TASK: Could you condense the paragraph beginning "We aim to develop a new therapeutic strategy" in the research summary below into a bulleted list that keeps its main facts?

We aim to develop a new therapeutic strategy for one major form of JAK2V617F-induced myeloproliferative neoplasms (MPNs), polycythemia vera (PV), with a focus on targeting PV-initiating cells (cancer stem cells in PV). A curative therapy for PV is still lacking. The proposed studies are based on our preliminary finding that the arachidonate 5-lipoxygenase (5-LO) gene (Alox5) plays a key role in survival regulation of PV-initiating cells. The Alox5 pathway is known for producing inflammatory (asthma-causing) leukotrienes, and an FDA-approved human anti-asthma drug called Singulair (Montelukast) blocks leukotriene receptor binding to reduce the inflammatory response. We have found that Singulair inhibits the growth of JAK2-V617F-expressing cells in vitro and in mice. Thus, Singulair could be an effective new agent for treating PV. We hypothesize that leukotrienes produced in the Alox5-pathway play an essential role in survival regulation of MPN-initiating cells in PV, and Singulair antagonizes the action of leukotrienes to act as a potential new therapeutic agent for PV. Testing this hypothesis is of clinical significance and would benefit: 1) PV patients who have not progressed to acute myeloid leukemia (AML); 2) PV patients who are in clinical remission of AML with residual JAK2V617F-expressing cells and may relapse with time; 3) PV patients who had bone marrow transplantation for treating AML progressed from PV but still have residual JAK2V617F-expressing cells; and 4) the individuals who have detectable JAK2V617F transcripts in myeloid cells but have not developed clinical symptoms of PV. Because the Alox5 pathway is known to produce leukotrienes, one plausible mechanistic explanation of action of Singulair is that it eradicates PV by blocking receptor binding of leukotriens to PV-initiating cells. We also need to know the underlying molecular mechanisms by which Singulair inhibits PV-initiating cells and PV development. In fact, our preliminary studies show that JAK2V617F regulates the Alox5 pathway involving two Alox5 downstream genes, beta-catenin (as a stimulator) and Blk (as a suppressor), and it will be important to investigate whether Singuliar regulates these two genes in PV-initiating cells. Finally, it is critical to determine whether Singulair inhibits the growth of human PV-initiating cells.

GIVEN RECORDS:
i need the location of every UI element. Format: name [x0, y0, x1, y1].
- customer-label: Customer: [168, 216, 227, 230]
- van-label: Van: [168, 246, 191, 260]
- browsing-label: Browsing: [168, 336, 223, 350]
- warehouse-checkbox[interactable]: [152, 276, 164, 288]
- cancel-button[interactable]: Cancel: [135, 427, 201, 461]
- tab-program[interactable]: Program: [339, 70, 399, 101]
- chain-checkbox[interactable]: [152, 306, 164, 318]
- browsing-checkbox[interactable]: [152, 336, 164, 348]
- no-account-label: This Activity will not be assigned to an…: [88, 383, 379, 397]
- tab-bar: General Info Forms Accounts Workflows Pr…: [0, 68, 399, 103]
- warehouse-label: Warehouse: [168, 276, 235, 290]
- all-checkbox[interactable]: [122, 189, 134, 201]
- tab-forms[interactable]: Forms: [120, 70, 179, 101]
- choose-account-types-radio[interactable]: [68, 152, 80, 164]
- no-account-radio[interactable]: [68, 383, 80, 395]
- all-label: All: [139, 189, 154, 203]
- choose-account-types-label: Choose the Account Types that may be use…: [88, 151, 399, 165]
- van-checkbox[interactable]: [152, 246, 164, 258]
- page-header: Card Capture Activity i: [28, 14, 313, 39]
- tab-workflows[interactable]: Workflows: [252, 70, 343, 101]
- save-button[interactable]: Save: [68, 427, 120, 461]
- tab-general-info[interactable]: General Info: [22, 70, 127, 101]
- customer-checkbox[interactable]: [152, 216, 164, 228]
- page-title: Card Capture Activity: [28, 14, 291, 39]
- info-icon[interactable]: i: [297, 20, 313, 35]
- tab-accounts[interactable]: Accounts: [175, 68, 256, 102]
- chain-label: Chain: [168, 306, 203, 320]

EXPECTED ANSWER:
- Goal: develop a new therapy for polycythemia vera (PV) that targets PV-initiating cells (cancer stem cells in PV). PV is a major form of JAK2V617F-induced myeloproliferative neoplasms (MPNs), and no curative therapy for it exists yet.
- Preliminary finding: the arachidonate 5-lipoxygenase (5-LO) gene, Alox5, plays a key role in the survival regulation of PV-initiating cells.
- The Alox5 pathway produces inflammatory, asthma-causing leukotrienes. The FDA-approved anti-asthma drug Singulair (Montelukast) blocks leukotriene receptor binding.
- Singulair inhibits the growth of JAK2-V617F-expressing cells in vitro and in mice, so it could be an effective new agent for PV.
- Hypothesis: leukotrienes from the Alox5 pathway are essential to the survival of MPN-initiating cells in PV. Singulair antagonizes them and could be a new PV therapy.
- Who would benefit:
  - PV patients who have not progressed to acute myeloid leukemia (AML)
  - PV patients in clinical remission of AML who have residual JAK2V617F-expressing cells and may relapse
  - PV patients who had a bone marrow transplant for AML that progressed from PV and who still have residual JAK2V617F-expressing cells
  - individuals with detectable JAK2V617F transcripts in myeloid cells but no clinical PV symptoms
- Plausible mechanism: Singulair eradicates PV by blocking leukotriene receptor binding to PV-initiating cells. The underlying molecular mechanisms still need to be determined.
- JAK2V617F regulates the Alox5 pathway through two downstream genes: beta-catenin (a stimulator) and Blk (a suppressor). Whether Singulair regulates these genes in PV-initiating cells is to be investigated.
- A final key question is whether Singulair inhibits the growth of human PV-initiating cells.